_TASK BRIEF_: Write out each line from the data below that includes the word "this".

_AVAILABLE DATA_:
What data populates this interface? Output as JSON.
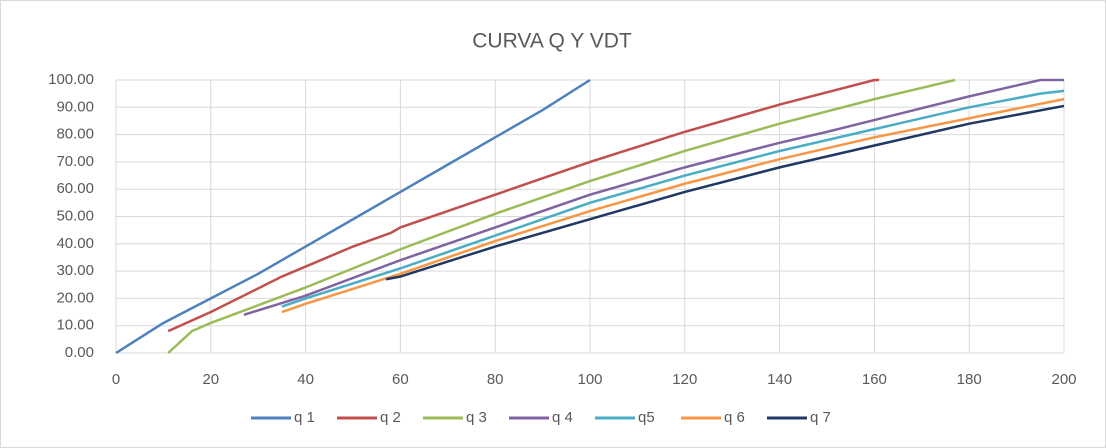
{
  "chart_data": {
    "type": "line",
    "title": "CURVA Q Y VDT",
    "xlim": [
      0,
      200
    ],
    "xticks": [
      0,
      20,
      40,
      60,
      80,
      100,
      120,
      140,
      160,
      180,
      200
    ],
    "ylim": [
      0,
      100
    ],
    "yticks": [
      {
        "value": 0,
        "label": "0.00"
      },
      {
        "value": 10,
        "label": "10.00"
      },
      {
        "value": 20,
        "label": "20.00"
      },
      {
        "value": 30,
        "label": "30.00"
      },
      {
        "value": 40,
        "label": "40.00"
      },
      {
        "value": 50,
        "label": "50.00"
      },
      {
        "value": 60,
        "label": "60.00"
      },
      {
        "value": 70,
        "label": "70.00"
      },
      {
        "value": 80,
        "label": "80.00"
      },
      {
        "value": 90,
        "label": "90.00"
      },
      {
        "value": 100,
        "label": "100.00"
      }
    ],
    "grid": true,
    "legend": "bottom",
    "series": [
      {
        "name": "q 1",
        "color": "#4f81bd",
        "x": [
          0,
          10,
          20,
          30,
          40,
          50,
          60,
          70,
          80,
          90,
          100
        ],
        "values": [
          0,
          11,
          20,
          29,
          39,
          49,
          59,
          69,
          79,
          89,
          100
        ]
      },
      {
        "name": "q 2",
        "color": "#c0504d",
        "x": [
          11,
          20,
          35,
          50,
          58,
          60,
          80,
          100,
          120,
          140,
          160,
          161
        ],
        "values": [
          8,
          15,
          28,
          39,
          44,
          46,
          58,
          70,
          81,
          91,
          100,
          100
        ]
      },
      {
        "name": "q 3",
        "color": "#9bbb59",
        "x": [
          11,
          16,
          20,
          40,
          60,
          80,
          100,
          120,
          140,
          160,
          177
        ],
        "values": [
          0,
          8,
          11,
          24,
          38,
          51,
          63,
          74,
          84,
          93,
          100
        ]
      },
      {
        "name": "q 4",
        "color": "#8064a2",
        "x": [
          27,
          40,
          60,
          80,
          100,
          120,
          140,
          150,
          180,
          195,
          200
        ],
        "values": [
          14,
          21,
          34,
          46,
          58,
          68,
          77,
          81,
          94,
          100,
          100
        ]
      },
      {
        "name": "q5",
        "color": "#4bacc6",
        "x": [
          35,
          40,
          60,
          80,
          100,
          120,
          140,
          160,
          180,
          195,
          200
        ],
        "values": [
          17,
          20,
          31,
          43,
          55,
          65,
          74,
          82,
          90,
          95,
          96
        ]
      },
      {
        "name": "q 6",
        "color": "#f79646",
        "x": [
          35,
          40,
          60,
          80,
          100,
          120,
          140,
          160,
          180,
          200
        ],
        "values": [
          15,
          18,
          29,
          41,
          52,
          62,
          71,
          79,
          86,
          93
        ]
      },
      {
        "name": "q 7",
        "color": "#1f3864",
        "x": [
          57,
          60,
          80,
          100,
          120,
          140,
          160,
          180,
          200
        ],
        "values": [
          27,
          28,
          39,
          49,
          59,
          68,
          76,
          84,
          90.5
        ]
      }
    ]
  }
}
---
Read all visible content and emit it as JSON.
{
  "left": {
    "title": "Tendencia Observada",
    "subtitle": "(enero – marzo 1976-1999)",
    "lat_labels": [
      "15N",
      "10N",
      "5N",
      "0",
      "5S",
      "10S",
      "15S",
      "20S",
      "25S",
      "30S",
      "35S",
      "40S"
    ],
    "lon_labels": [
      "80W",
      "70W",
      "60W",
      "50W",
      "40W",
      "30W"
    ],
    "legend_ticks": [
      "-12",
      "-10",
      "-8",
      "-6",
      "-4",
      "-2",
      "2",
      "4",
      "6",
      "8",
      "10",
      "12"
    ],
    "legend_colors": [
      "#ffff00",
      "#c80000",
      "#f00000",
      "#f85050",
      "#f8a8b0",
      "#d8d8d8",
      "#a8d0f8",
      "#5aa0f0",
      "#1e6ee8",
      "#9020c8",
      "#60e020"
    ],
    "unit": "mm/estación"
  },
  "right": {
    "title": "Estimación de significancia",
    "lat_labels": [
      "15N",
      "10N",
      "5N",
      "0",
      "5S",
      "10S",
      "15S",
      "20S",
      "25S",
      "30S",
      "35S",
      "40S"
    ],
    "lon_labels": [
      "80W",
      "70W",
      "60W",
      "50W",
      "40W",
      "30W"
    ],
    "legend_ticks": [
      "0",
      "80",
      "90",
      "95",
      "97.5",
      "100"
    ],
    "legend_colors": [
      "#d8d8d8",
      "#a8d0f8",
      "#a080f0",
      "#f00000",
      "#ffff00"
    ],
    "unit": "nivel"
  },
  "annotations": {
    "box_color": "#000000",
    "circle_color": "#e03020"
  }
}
* * *
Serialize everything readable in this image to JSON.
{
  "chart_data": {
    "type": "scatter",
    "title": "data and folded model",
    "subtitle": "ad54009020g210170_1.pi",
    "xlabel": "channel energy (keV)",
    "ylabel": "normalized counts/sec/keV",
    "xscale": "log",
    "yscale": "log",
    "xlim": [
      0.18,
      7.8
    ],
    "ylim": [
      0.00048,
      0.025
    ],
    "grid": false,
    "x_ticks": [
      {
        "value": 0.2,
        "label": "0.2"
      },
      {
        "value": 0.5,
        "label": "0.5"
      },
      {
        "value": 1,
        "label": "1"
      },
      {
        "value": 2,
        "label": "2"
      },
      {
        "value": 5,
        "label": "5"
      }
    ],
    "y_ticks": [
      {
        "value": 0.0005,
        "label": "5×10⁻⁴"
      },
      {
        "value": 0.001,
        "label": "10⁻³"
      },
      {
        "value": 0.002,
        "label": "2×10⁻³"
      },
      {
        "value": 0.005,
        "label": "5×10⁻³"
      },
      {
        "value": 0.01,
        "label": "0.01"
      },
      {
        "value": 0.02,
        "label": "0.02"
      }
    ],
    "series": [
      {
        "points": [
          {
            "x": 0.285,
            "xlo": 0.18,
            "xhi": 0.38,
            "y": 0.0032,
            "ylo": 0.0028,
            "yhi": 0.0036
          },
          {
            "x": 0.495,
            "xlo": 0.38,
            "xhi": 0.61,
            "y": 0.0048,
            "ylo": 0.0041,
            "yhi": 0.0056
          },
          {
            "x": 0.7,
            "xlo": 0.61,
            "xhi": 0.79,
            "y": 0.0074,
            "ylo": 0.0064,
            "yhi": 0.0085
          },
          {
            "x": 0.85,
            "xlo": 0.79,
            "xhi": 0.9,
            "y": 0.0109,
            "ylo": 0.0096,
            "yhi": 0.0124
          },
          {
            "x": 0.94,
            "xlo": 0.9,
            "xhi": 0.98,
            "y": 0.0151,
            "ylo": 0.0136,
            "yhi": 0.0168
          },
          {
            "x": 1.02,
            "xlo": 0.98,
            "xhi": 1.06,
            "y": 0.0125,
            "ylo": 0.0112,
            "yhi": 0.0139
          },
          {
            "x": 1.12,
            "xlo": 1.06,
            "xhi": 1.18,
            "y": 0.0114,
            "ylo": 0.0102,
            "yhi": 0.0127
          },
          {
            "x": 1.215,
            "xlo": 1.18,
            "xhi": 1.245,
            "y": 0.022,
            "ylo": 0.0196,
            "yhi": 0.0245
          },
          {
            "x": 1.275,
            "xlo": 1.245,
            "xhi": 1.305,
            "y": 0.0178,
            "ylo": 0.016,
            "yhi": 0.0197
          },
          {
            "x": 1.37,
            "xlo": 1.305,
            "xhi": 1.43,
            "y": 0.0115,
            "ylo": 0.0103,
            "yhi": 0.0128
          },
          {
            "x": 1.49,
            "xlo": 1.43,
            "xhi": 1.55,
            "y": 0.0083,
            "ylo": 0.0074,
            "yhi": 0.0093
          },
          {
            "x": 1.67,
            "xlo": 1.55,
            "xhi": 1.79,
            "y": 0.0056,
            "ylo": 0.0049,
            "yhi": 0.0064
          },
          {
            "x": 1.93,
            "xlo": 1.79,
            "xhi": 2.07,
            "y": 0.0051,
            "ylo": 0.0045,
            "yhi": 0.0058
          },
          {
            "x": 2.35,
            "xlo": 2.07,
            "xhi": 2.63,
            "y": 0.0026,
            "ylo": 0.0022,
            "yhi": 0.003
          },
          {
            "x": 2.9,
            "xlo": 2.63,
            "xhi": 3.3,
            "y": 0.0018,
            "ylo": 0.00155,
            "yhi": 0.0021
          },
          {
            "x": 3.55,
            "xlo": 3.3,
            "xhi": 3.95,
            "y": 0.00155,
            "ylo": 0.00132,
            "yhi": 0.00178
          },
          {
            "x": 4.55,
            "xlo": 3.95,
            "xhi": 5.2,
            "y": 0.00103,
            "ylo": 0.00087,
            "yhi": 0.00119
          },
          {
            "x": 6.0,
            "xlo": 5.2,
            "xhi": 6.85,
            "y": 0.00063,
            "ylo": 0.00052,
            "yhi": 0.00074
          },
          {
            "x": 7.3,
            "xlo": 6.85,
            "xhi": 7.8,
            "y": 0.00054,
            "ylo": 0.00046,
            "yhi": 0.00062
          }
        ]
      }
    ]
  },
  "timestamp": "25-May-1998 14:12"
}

_SOLVED EXERCISE_:
What data populates this interface? Output as JSON.
Serialize everything readable in this image to JSON.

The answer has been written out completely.